Where a line in the records below contains the string "sách", tally it; give only the final number.

*** Opening SUPPLIED INFORMATION ***

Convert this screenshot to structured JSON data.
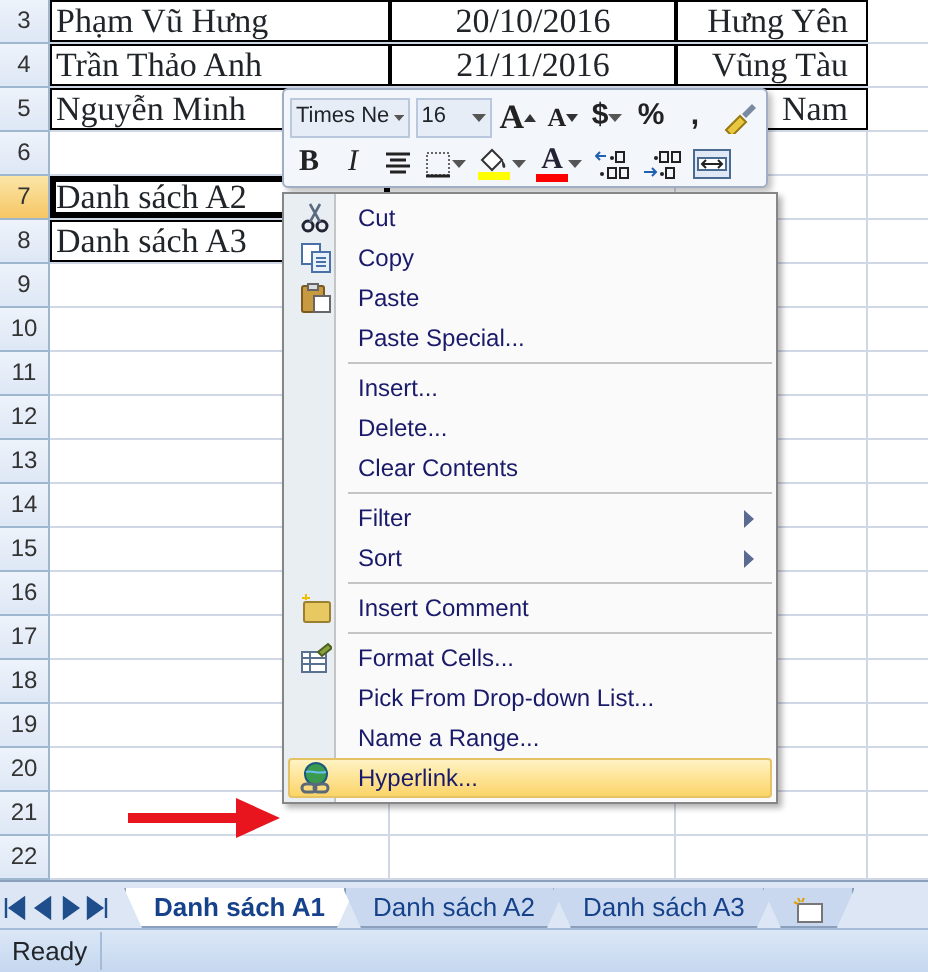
{
  "sheet": {
    "rows": [
      {
        "number": "3",
        "selected": false,
        "cells": [
          {
            "text": "Phạm Vũ Hưng",
            "bordered": true,
            "active": false
          },
          {
            "text": "20/10/2016",
            "bordered": true,
            "active": false
          },
          {
            "text": "Hưng Yên",
            "bordered": true,
            "active": false
          }
        ]
      },
      {
        "number": "4",
        "selected": false,
        "cells": [
          {
            "text": "Trần Thảo Anh",
            "bordered": true,
            "active": false
          },
          {
            "text": "21/11/2016",
            "bordered": true,
            "active": false
          },
          {
            "text": "Vũng Tàu",
            "bordered": true,
            "active": false
          }
        ]
      },
      {
        "number": "5",
        "selected": false,
        "cells": [
          {
            "text": "Nguyễn Minh",
            "bordered": true,
            "active": false
          },
          null,
          {
            "text": "Nam",
            "bordered": true,
            "active": false
          }
        ]
      },
      {
        "number": "6",
        "selected": false
      },
      {
        "number": "7",
        "selected": true,
        "cells": [
          {
            "text": "Danh sách A2",
            "bordered": true,
            "active": true
          }
        ]
      },
      {
        "number": "8",
        "selected": false,
        "cells": [
          {
            "text": "Danh sách A3",
            "bordered": true,
            "active": false
          }
        ]
      },
      {
        "number": "9",
        "selected": false
      },
      {
        "number": "10",
        "selected": false
      },
      {
        "number": "11",
        "selected": false
      },
      {
        "number": "12",
        "selected": false
      },
      {
        "number": "13",
        "selected": false
      },
      {
        "number": "14",
        "selected": false
      },
      {
        "number": "15",
        "selected": false
      },
      {
        "number": "16",
        "selected": false
      },
      {
        "number": "17",
        "selected": false
      },
      {
        "number": "18",
        "selected": false
      },
      {
        "number": "19",
        "selected": false
      },
      {
        "number": "20",
        "selected": false
      },
      {
        "number": "21",
        "selected": false
      },
      {
        "number": "22",
        "selected": false
      }
    ]
  },
  "mini_toolbar": {
    "font_name": "Times Ne",
    "font_size": "16",
    "top_buttons": [
      {
        "kind": "grow",
        "text": "A"
      },
      {
        "kind": "shrink",
        "text": "A"
      },
      {
        "kind": "text",
        "text": "$",
        "dropdown": true
      },
      {
        "kind": "text",
        "text": "%",
        "dropdown": false
      },
      {
        "kind": "text",
        "text": ",",
        "dropdown": false
      },
      {
        "kind": "painter",
        "dropdown": false
      }
    ],
    "bottom_buttons": [
      {
        "kind": "bold",
        "text": "B",
        "dropdown": false
      },
      {
        "kind": "italic",
        "text": "I",
        "dropdown": false
      },
      {
        "kind": "align",
        "dropdown": false
      },
      {
        "kind": "borders",
        "dropdown": true
      },
      {
        "kind": "fill",
        "color": "#ffff00",
        "dropdown": true
      },
      {
        "kind": "fontcolor",
        "text": "A",
        "color": "#ff0000",
        "dropdown": true
      },
      {
        "kind": "incdec",
        "dropdown": false
      },
      {
        "kind": "decdec",
        "dropdown": false
      },
      {
        "kind": "merge",
        "dropdown": false
      }
    ]
  },
  "context_menu": {
    "groups": [
      [
        {
          "label": "Cut",
          "kind": "cut",
          "selected": false
        },
        {
          "label": "Copy",
          "kind": "copy",
          "selected": false
        },
        {
          "label": "Paste",
          "kind": "paste",
          "selected": false
        },
        {
          "label": "Paste Special...",
          "kind": "plain",
          "selected": false
        }
      ],
      [
        {
          "label": "Insert...",
          "kind": "plain",
          "selected": false
        },
        {
          "label": "Delete...",
          "kind": "plain",
          "selected": false
        },
        {
          "label": "Clear Contents",
          "kind": "plain",
          "selected": false
        }
      ],
      [
        {
          "label": "Filter",
          "kind": "submenu",
          "selected": false
        },
        {
          "label": "Sort",
          "kind": "submenu",
          "selected": false
        }
      ],
      [
        {
          "label": "Insert Comment",
          "kind": "comment",
          "selected": false
        }
      ],
      [
        {
          "label": "Format Cells...",
          "kind": "format",
          "selected": false
        },
        {
          "label": "Pick From Drop-down List...",
          "kind": "plain",
          "selected": false
        },
        {
          "label": "Name a Range...",
          "kind": "plain",
          "selected": false
        },
        {
          "label": "Hyperlink...",
          "kind": "hyperlink",
          "selected": true
        }
      ]
    ]
  },
  "sheet_tabs": [
    {
      "label": "Danh sách A1",
      "selected": true
    },
    {
      "label": "Danh sách A2",
      "selected": false
    },
    {
      "label": "Danh sách A3",
      "selected": false
    }
  ],
  "status_bar": {
    "text": "Ready"
  }
}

*** Closing SUPPLIED INFORMATION ***

ANSWER SECTION: 5